Stored data entries:
══════════
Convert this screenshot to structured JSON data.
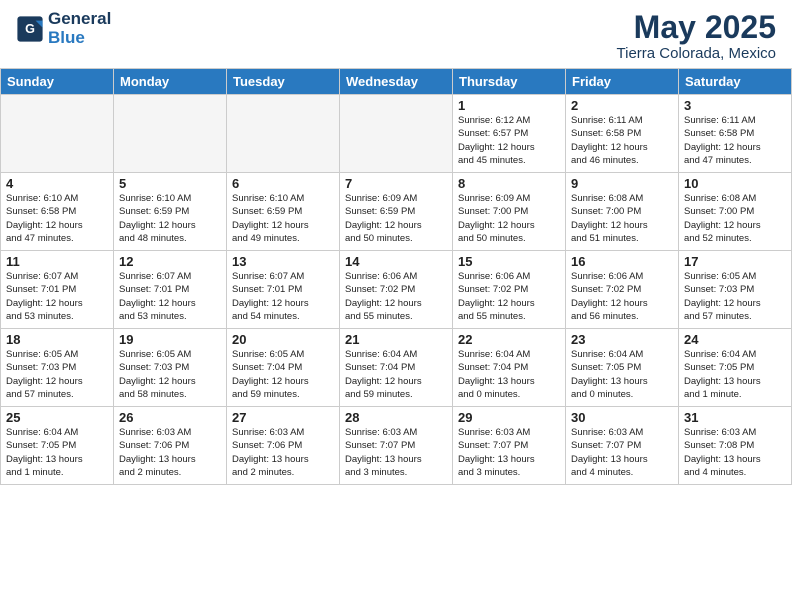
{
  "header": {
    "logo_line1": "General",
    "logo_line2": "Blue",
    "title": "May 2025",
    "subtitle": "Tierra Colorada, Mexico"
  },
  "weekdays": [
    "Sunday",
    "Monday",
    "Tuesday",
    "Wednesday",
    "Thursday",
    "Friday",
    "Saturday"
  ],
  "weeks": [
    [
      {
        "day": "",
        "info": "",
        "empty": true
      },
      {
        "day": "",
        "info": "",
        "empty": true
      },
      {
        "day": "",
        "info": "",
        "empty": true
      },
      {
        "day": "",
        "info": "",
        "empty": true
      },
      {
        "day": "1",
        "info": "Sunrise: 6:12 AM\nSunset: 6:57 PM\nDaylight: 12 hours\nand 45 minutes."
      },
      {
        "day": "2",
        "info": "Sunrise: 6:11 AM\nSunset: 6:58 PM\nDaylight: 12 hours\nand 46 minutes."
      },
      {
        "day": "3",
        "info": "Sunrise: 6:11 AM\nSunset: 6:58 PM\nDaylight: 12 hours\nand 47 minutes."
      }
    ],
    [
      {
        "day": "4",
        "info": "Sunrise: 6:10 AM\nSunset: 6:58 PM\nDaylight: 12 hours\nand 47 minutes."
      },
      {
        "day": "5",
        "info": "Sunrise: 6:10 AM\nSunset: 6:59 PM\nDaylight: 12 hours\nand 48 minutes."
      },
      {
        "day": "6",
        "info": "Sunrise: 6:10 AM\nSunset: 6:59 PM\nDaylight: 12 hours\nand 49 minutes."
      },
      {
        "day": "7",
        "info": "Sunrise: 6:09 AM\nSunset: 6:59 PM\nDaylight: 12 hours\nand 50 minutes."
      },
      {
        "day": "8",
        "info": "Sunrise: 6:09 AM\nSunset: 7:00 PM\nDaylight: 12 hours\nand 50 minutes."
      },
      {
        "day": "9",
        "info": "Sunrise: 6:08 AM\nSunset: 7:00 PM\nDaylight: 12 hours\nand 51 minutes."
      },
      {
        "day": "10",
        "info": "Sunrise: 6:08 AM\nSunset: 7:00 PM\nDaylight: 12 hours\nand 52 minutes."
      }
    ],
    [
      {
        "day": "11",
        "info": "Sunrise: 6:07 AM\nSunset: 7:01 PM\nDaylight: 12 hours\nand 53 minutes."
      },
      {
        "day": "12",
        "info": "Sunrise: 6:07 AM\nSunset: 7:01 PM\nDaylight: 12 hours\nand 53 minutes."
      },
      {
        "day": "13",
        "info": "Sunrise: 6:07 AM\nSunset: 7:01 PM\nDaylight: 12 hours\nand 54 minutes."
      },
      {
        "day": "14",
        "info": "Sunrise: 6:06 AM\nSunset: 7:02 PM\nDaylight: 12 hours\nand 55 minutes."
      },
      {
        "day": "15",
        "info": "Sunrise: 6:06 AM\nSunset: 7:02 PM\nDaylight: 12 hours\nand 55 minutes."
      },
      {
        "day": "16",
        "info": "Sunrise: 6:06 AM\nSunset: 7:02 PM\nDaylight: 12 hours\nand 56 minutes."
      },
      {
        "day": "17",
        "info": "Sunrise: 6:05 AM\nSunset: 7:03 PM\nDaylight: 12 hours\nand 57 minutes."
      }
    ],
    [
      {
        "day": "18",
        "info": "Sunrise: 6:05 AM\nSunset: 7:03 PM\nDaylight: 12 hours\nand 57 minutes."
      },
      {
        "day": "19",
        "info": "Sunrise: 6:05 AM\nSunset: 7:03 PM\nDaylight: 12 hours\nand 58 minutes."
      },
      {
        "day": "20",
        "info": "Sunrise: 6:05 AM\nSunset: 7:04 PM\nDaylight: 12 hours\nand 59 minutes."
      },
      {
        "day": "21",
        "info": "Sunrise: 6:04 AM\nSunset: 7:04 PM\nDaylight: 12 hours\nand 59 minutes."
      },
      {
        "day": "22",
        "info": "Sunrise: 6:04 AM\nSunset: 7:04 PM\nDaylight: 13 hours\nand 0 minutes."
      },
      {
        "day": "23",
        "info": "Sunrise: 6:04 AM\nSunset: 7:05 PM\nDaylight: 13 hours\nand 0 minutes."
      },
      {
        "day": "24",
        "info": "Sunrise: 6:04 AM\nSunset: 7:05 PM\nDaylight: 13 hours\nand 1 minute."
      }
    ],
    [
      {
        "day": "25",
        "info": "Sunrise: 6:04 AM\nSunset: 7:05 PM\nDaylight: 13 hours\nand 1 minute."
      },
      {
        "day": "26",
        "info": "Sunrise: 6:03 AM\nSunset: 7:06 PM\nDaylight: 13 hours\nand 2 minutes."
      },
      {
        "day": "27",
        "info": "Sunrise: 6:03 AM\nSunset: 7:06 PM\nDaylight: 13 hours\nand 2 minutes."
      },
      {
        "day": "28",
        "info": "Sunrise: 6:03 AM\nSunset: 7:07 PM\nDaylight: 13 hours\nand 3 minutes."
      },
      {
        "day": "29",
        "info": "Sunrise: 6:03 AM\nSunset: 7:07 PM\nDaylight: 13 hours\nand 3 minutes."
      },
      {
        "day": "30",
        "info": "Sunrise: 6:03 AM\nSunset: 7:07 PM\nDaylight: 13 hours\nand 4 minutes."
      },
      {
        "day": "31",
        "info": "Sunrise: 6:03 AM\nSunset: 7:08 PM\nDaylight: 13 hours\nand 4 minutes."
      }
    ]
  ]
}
══════════
Task to carry out: Copy all the records above exactly, but leave out the pictures.

Response:
Convert this screenshot to structured JSON data.
{
  "header": {
    "logo_line1": "General",
    "logo_line2": "Blue",
    "title": "May 2025",
    "subtitle": "Tierra Colorada, Mexico"
  },
  "weekdays": [
    "Sunday",
    "Monday",
    "Tuesday",
    "Wednesday",
    "Thursday",
    "Friday",
    "Saturday"
  ],
  "weeks": [
    [
      {
        "day": "",
        "info": "",
        "empty": true
      },
      {
        "day": "",
        "info": "",
        "empty": true
      },
      {
        "day": "",
        "info": "",
        "empty": true
      },
      {
        "day": "",
        "info": "",
        "empty": true
      },
      {
        "day": "1",
        "info": "Sunrise: 6:12 AM\nSunset: 6:57 PM\nDaylight: 12 hours\nand 45 minutes."
      },
      {
        "day": "2",
        "info": "Sunrise: 6:11 AM\nSunset: 6:58 PM\nDaylight: 12 hours\nand 46 minutes."
      },
      {
        "day": "3",
        "info": "Sunrise: 6:11 AM\nSunset: 6:58 PM\nDaylight: 12 hours\nand 47 minutes."
      }
    ],
    [
      {
        "day": "4",
        "info": "Sunrise: 6:10 AM\nSunset: 6:58 PM\nDaylight: 12 hours\nand 47 minutes."
      },
      {
        "day": "5",
        "info": "Sunrise: 6:10 AM\nSunset: 6:59 PM\nDaylight: 12 hours\nand 48 minutes."
      },
      {
        "day": "6",
        "info": "Sunrise: 6:10 AM\nSunset: 6:59 PM\nDaylight: 12 hours\nand 49 minutes."
      },
      {
        "day": "7",
        "info": "Sunrise: 6:09 AM\nSunset: 6:59 PM\nDaylight: 12 hours\nand 50 minutes."
      },
      {
        "day": "8",
        "info": "Sunrise: 6:09 AM\nSunset: 7:00 PM\nDaylight: 12 hours\nand 50 minutes."
      },
      {
        "day": "9",
        "info": "Sunrise: 6:08 AM\nSunset: 7:00 PM\nDaylight: 12 hours\nand 51 minutes."
      },
      {
        "day": "10",
        "info": "Sunrise: 6:08 AM\nSunset: 7:00 PM\nDaylight: 12 hours\nand 52 minutes."
      }
    ],
    [
      {
        "day": "11",
        "info": "Sunrise: 6:07 AM\nSunset: 7:01 PM\nDaylight: 12 hours\nand 53 minutes."
      },
      {
        "day": "12",
        "info": "Sunrise: 6:07 AM\nSunset: 7:01 PM\nDaylight: 12 hours\nand 53 minutes."
      },
      {
        "day": "13",
        "info": "Sunrise: 6:07 AM\nSunset: 7:01 PM\nDaylight: 12 hours\nand 54 minutes."
      },
      {
        "day": "14",
        "info": "Sunrise: 6:06 AM\nSunset: 7:02 PM\nDaylight: 12 hours\nand 55 minutes."
      },
      {
        "day": "15",
        "info": "Sunrise: 6:06 AM\nSunset: 7:02 PM\nDaylight: 12 hours\nand 55 minutes."
      },
      {
        "day": "16",
        "info": "Sunrise: 6:06 AM\nSunset: 7:02 PM\nDaylight: 12 hours\nand 56 minutes."
      },
      {
        "day": "17",
        "info": "Sunrise: 6:05 AM\nSunset: 7:03 PM\nDaylight: 12 hours\nand 57 minutes."
      }
    ],
    [
      {
        "day": "18",
        "info": "Sunrise: 6:05 AM\nSunset: 7:03 PM\nDaylight: 12 hours\nand 57 minutes."
      },
      {
        "day": "19",
        "info": "Sunrise: 6:05 AM\nSunset: 7:03 PM\nDaylight: 12 hours\nand 58 minutes."
      },
      {
        "day": "20",
        "info": "Sunrise: 6:05 AM\nSunset: 7:04 PM\nDaylight: 12 hours\nand 59 minutes."
      },
      {
        "day": "21",
        "info": "Sunrise: 6:04 AM\nSunset: 7:04 PM\nDaylight: 12 hours\nand 59 minutes."
      },
      {
        "day": "22",
        "info": "Sunrise: 6:04 AM\nSunset: 7:04 PM\nDaylight: 13 hours\nand 0 minutes."
      },
      {
        "day": "23",
        "info": "Sunrise: 6:04 AM\nSunset: 7:05 PM\nDaylight: 13 hours\nand 0 minutes."
      },
      {
        "day": "24",
        "info": "Sunrise: 6:04 AM\nSunset: 7:05 PM\nDaylight: 13 hours\nand 1 minute."
      }
    ],
    [
      {
        "day": "25",
        "info": "Sunrise: 6:04 AM\nSunset: 7:05 PM\nDaylight: 13 hours\nand 1 minute."
      },
      {
        "day": "26",
        "info": "Sunrise: 6:03 AM\nSunset: 7:06 PM\nDaylight: 13 hours\nand 2 minutes."
      },
      {
        "day": "27",
        "info": "Sunrise: 6:03 AM\nSunset: 7:06 PM\nDaylight: 13 hours\nand 2 minutes."
      },
      {
        "day": "28",
        "info": "Sunrise: 6:03 AM\nSunset: 7:07 PM\nDaylight: 13 hours\nand 3 minutes."
      },
      {
        "day": "29",
        "info": "Sunrise: 6:03 AM\nSunset: 7:07 PM\nDaylight: 13 hours\nand 3 minutes."
      },
      {
        "day": "30",
        "info": "Sunrise: 6:03 AM\nSunset: 7:07 PM\nDaylight: 13 hours\nand 4 minutes."
      },
      {
        "day": "31",
        "info": "Sunrise: 6:03 AM\nSunset: 7:08 PM\nDaylight: 13 hours\nand 4 minutes."
      }
    ]
  ]
}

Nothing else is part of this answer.